What is expected
What is the number of lines holding the word "photo"? Give that number alone.

· · · ·

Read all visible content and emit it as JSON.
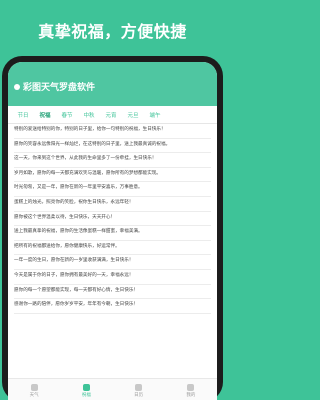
{
  "headline": "真挚祝福，方便快捷",
  "app": {
    "title": "彩图天气罗盘软件"
  },
  "tabs": [
    "节日",
    "祝福",
    "春节",
    "中秋",
    "元宵",
    "元旦",
    "端午"
  ],
  "messages": [
    "特别的爱送给特别的你，特别的日子里，给你一句特别的祝福，生日快乐！",
    "愿你的笑容永远像阳光一样灿烂，在这特别的日子里，送上我最真诚的祝福。",
    "这一天，你来到这个世界，从此我的生命里多了一份牵挂，生日快乐！",
    "岁月如歌，愿你的每一天都充满欢笑与温暖，愿你所有的梦想都能实现。",
    "时光匆匆，又是一年，愿你在新的一年里平安喜乐，万事胜意。",
    "蛋糕上的烛光，照亮你的笑脸，祝你生日快乐，永远年轻！",
    "愿你被这个世界温柔以待，生日快乐，天天开心！",
    "送上我最真挚的祝福，愿你的生活像蛋糕一样甜蜜，幸福美满。",
    "把所有的祝福都送给你，愿你健康快乐，好运常伴。",
    "一年一度的生日，愿你在新的一岁里收获满满，生日快乐！",
    "今天是属于你的日子，愿你拥有最美好的一天，幸福永远！",
    "愿你的每一个愿望都能实现，每一天都有好心情，生日快乐！",
    "感谢你一路的陪伴，愿你岁岁平安，年年有今朝，生日快乐！"
  ],
  "nav": [
    {
      "label": "天气",
      "active": false
    },
    {
      "label": "祝福",
      "active": true
    },
    {
      "label": "日历",
      "active": false
    },
    {
      "label": "我的",
      "active": false
    }
  ]
}
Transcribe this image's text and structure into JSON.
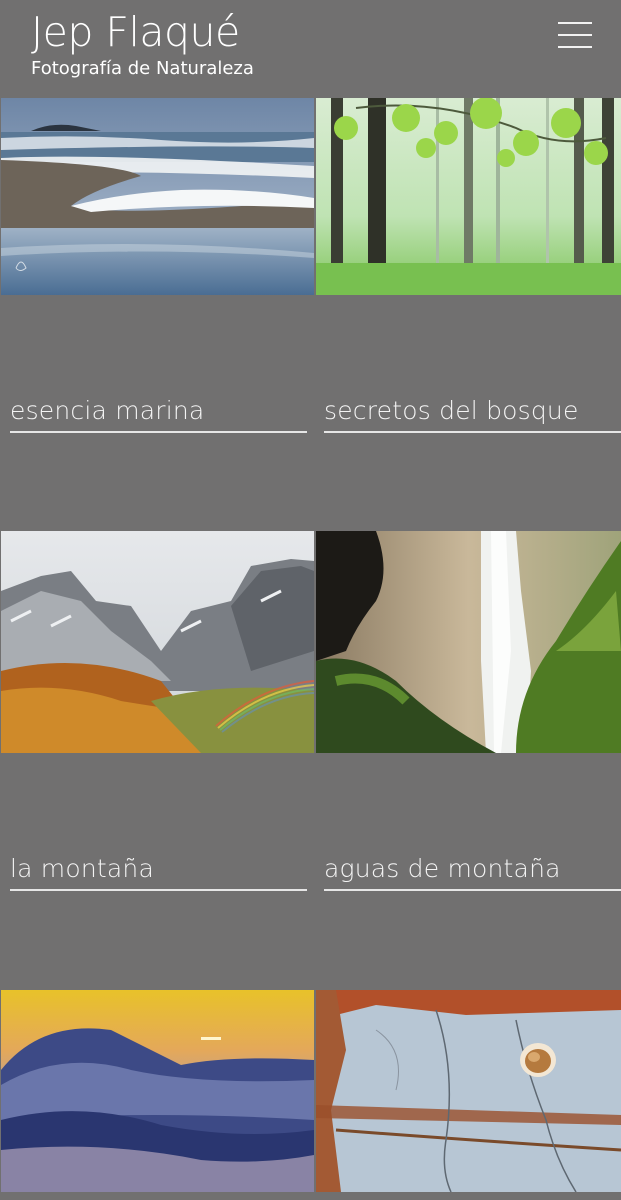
{
  "header": {
    "title": "Jep Flaqué",
    "subtitle": "Fotografía de Naturaleza",
    "menu_icon": "hamburger-menu-icon"
  },
  "gallery": [
    {
      "label": "esencia marina",
      "image": "seascape-beach-photo"
    },
    {
      "label": "secretos del bosque",
      "image": "misty-forest-photo"
    },
    {
      "label": "la montaña",
      "image": "mountain-rainbow-photo"
    },
    {
      "label": "aguas de montaña",
      "image": "waterfall-photo"
    },
    {
      "label": "",
      "image": "sea-of-clouds-sunset-photo"
    },
    {
      "label": "",
      "image": "rock-with-shell-photo"
    }
  ],
  "colors": {
    "background": "#717070",
    "text": "#ffffff",
    "underline": "#e6e6e6"
  }
}
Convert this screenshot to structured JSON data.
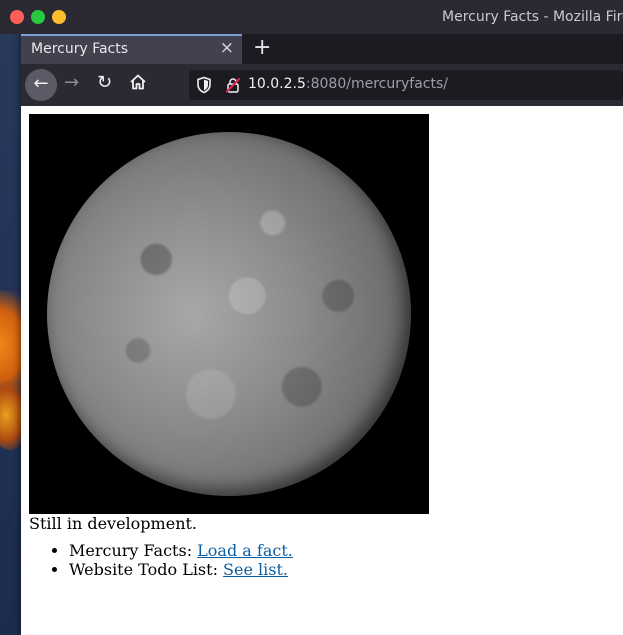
{
  "window": {
    "title": "Mercury Facts - Mozilla Fire"
  },
  "tab": {
    "title": "Mercury Facts",
    "close_icon": "×",
    "new_tab_icon": "+"
  },
  "nav": {
    "back_icon": "←",
    "forward_icon": "→",
    "reload_icon": "↻",
    "url_host": "10.0.2.5",
    "url_rest": ":8080/mercuryfacts/"
  },
  "page": {
    "image_alt": "Mercury",
    "status": "Still in development.",
    "links": [
      {
        "prefix": "Mercury Facts: ",
        "link": "Load a fact."
      },
      {
        "prefix": "Website Todo List: ",
        "link": "See list."
      }
    ]
  },
  "colors": {
    "link": "#0b5fa5",
    "tab_accent": "#7b9ed6",
    "chrome_dark": "#2b2a33"
  }
}
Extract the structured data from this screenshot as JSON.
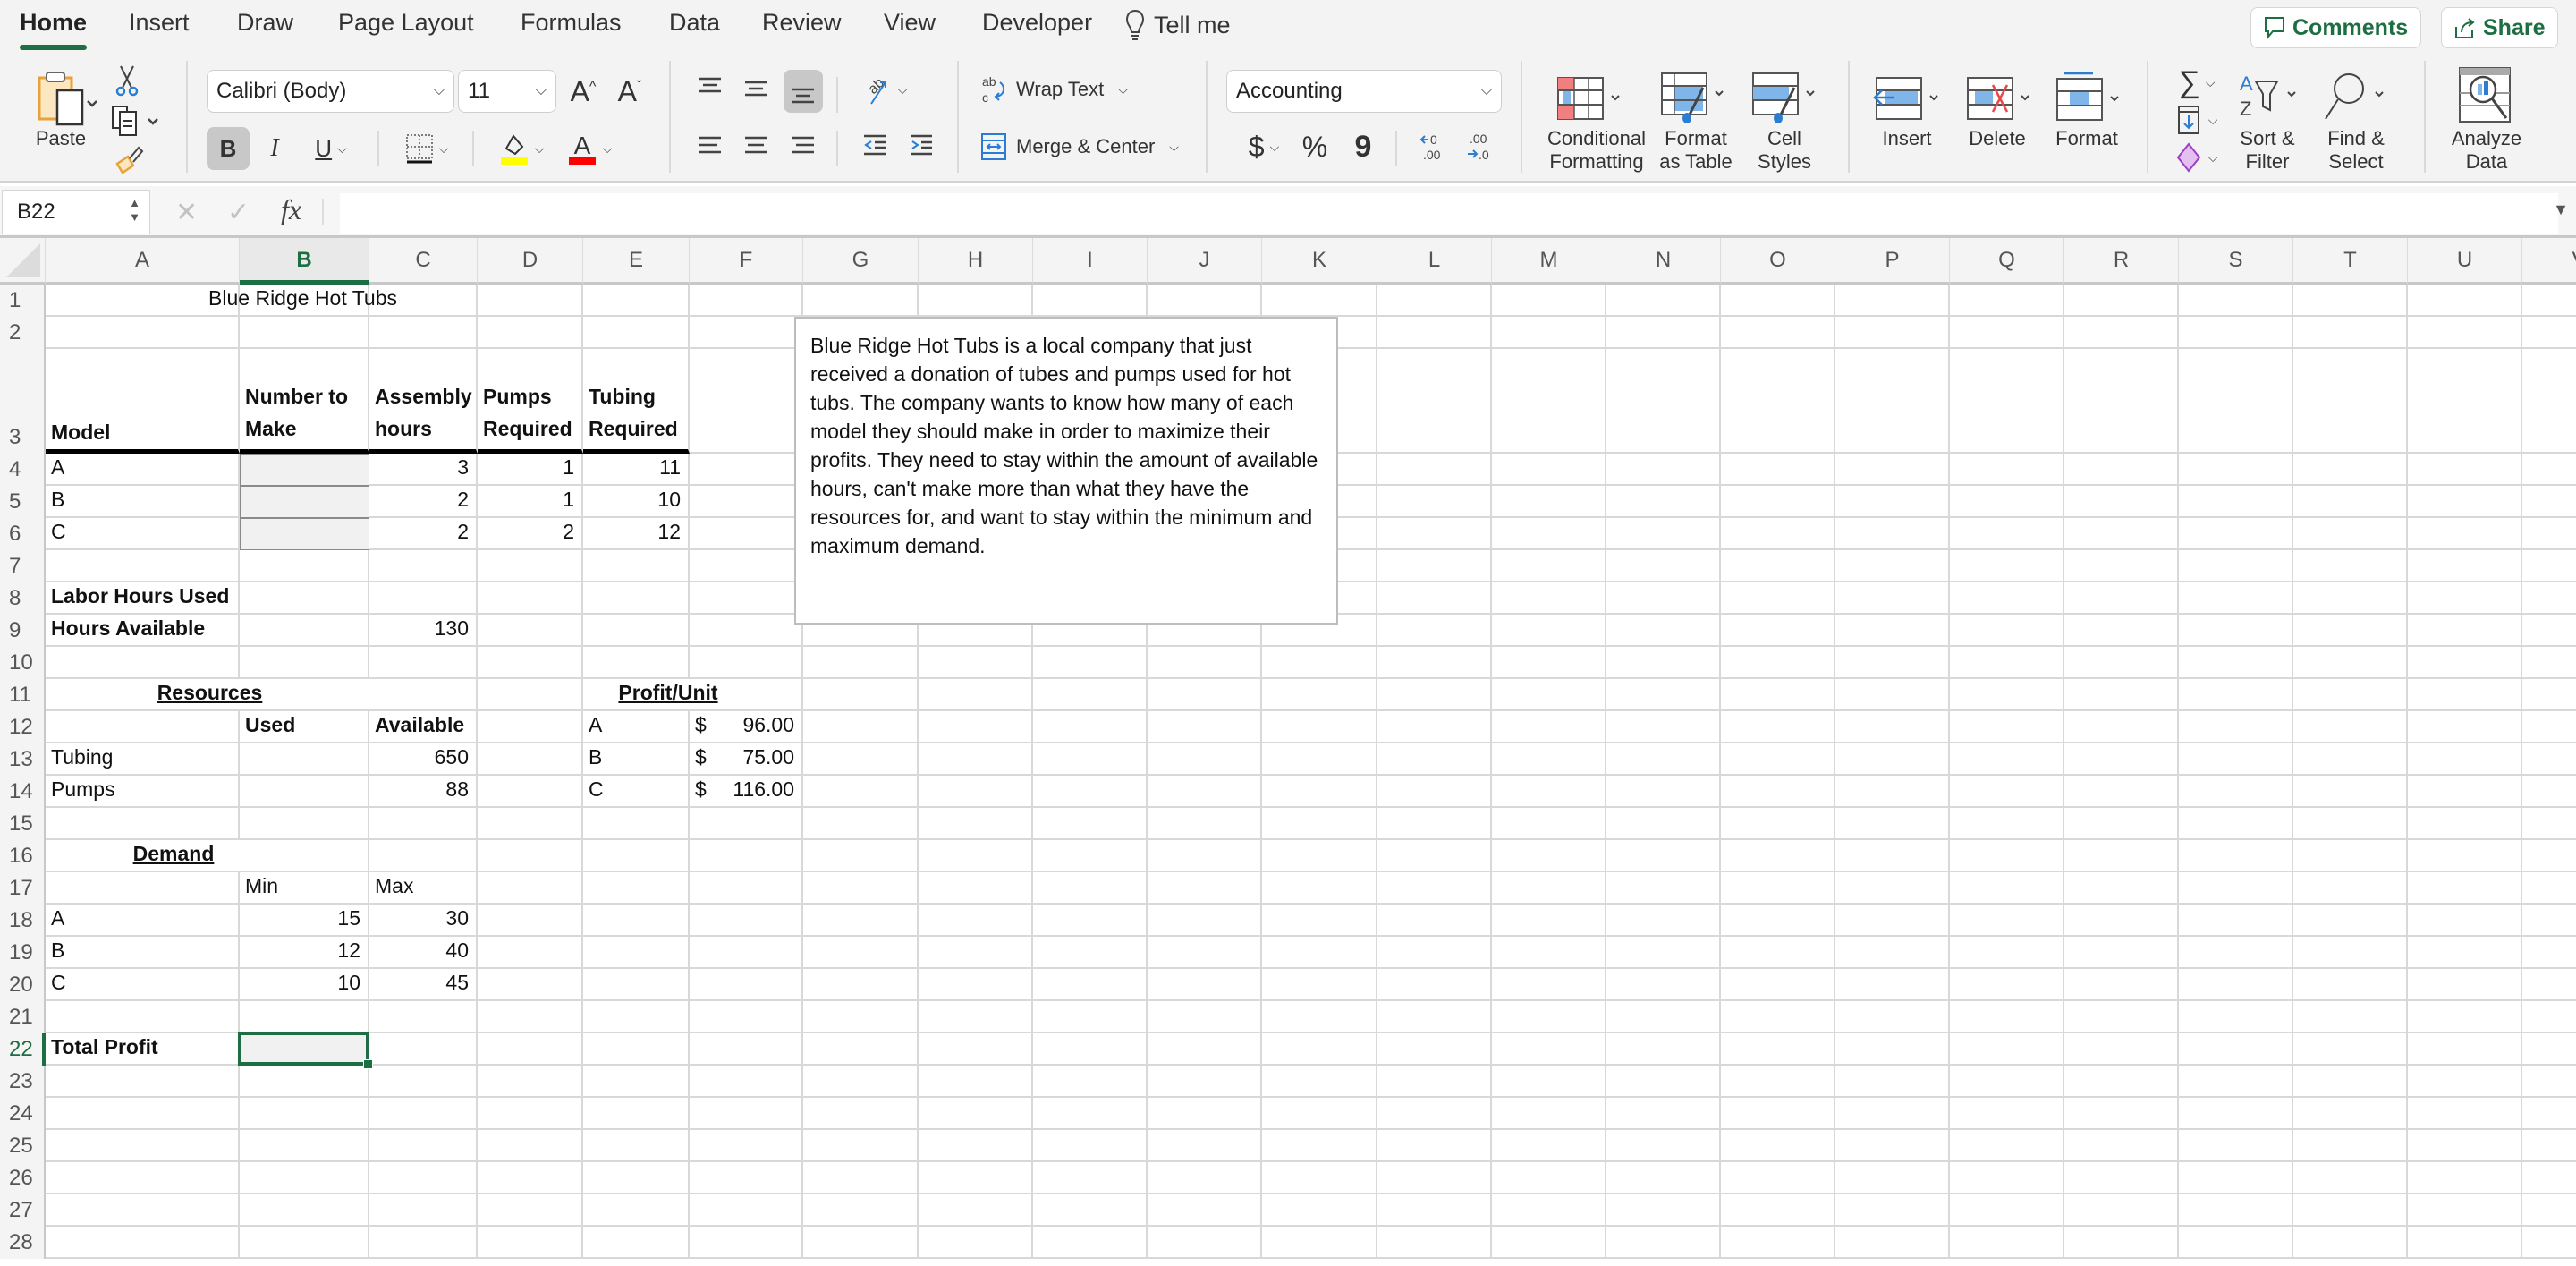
{
  "tabs": [
    {
      "label": "Home",
      "active": true
    },
    {
      "label": "Insert"
    },
    {
      "label": "Draw"
    },
    {
      "label": "Page Layout"
    },
    {
      "label": "Formulas"
    },
    {
      "label": "Data"
    },
    {
      "label": "Review"
    },
    {
      "label": "View"
    },
    {
      "label": "Developer"
    }
  ],
  "tell_me": "Tell me",
  "comments_label": "Comments",
  "share_label": "Share",
  "ribbon": {
    "paste_label": "Paste",
    "font_name": "Calibri (Body)",
    "font_size": "11",
    "bold": "B",
    "italic": "I",
    "underline": "U",
    "wrap_text": "Wrap Text",
    "merge_center": "Merge & Center",
    "number_format": "Accounting",
    "currency": "$",
    "percent": "%",
    "comma": "9",
    "conditional_formatting": [
      "Conditional",
      "Formatting"
    ],
    "format_as_table": [
      "Format",
      "as Table"
    ],
    "cell_styles": [
      "Cell",
      "Styles"
    ],
    "insert": "Insert",
    "delete": "Delete",
    "format": "Format",
    "sort_filter": [
      "Sort &",
      "Filter"
    ],
    "find_select": [
      "Find &",
      "Select"
    ],
    "analyze_data": [
      "Analyze",
      "Data"
    ],
    "accent_color": "#1e6e43",
    "highlight_color": "#ffff00",
    "font_color": "#ff0000"
  },
  "formula_bar": {
    "name_box": "B22",
    "fx": "fx",
    "content": ""
  },
  "columns": [
    "A",
    "B",
    "C",
    "D",
    "E",
    "F",
    "G",
    "H",
    "I",
    "J",
    "K",
    "L",
    "M",
    "N",
    "O",
    "P",
    "Q",
    "R",
    "S",
    "T",
    "U",
    "V"
  ],
  "selected_column": "B",
  "rows": [
    "1",
    "2",
    "3",
    "4",
    "5",
    "6",
    "7",
    "8",
    "9",
    "10",
    "11",
    "12",
    "13",
    "14",
    "15",
    "16",
    "17",
    "18",
    "19",
    "20",
    "21",
    "22",
    "23",
    "24",
    "25",
    "26",
    "27",
    "28"
  ],
  "selected_row": "22",
  "sheet": {
    "title": "Blue Ridge Hot Tubs",
    "header": {
      "model": "Model",
      "number_to_make": "Number to Make",
      "assembly_hours": "Assembly hours",
      "pumps_required": "Pumps Required",
      "tubing_required": "Tubing Required"
    },
    "models": [
      {
        "name": "A",
        "number_to_make": "",
        "assembly_hours": "3",
        "pumps": "1",
        "tubing": "11"
      },
      {
        "name": "B",
        "number_to_make": "",
        "assembly_hours": "2",
        "pumps": "1",
        "tubing": "10"
      },
      {
        "name": "C",
        "number_to_make": "",
        "assembly_hours": "2",
        "pumps": "2",
        "tubing": "12"
      }
    ],
    "labor_hours_used": "Labor Hours Used",
    "hours_available_label": "Hours Available",
    "hours_available": "130",
    "resources": {
      "title": "Resources",
      "used": "Used",
      "available": "Available",
      "items": [
        {
          "name": "Tubing",
          "used": "",
          "available": "650"
        },
        {
          "name": "Pumps",
          "used": "",
          "available": "88"
        }
      ]
    },
    "profit": {
      "title": "Profit/Unit",
      "items": [
        {
          "model": "A",
          "currency": "$",
          "value": "96.00"
        },
        {
          "model": "B",
          "currency": "$",
          "value": "75.00"
        },
        {
          "model": "C",
          "currency": "$",
          "value": "116.00"
        }
      ]
    },
    "demand": {
      "title": "Demand",
      "min": "Min",
      "max": "Max",
      "items": [
        {
          "model": "A",
          "min": "15",
          "max": "30"
        },
        {
          "model": "B",
          "min": "12",
          "max": "40"
        },
        {
          "model": "C",
          "min": "10",
          "max": "45"
        }
      ]
    },
    "total_profit_label": "Total Profit",
    "total_profit": ""
  },
  "textbox": "Blue Ridge Hot Tubs is a local company that just received a donation of tubes and pumps used for hot tubs. The company wants to know how many of each model they should make in order to maximize their profits. They need to stay within the amount of available hours, can't make more than what they have the resources for, and want to stay within the minimum and maximum demand."
}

· · · ·

Exercise response
6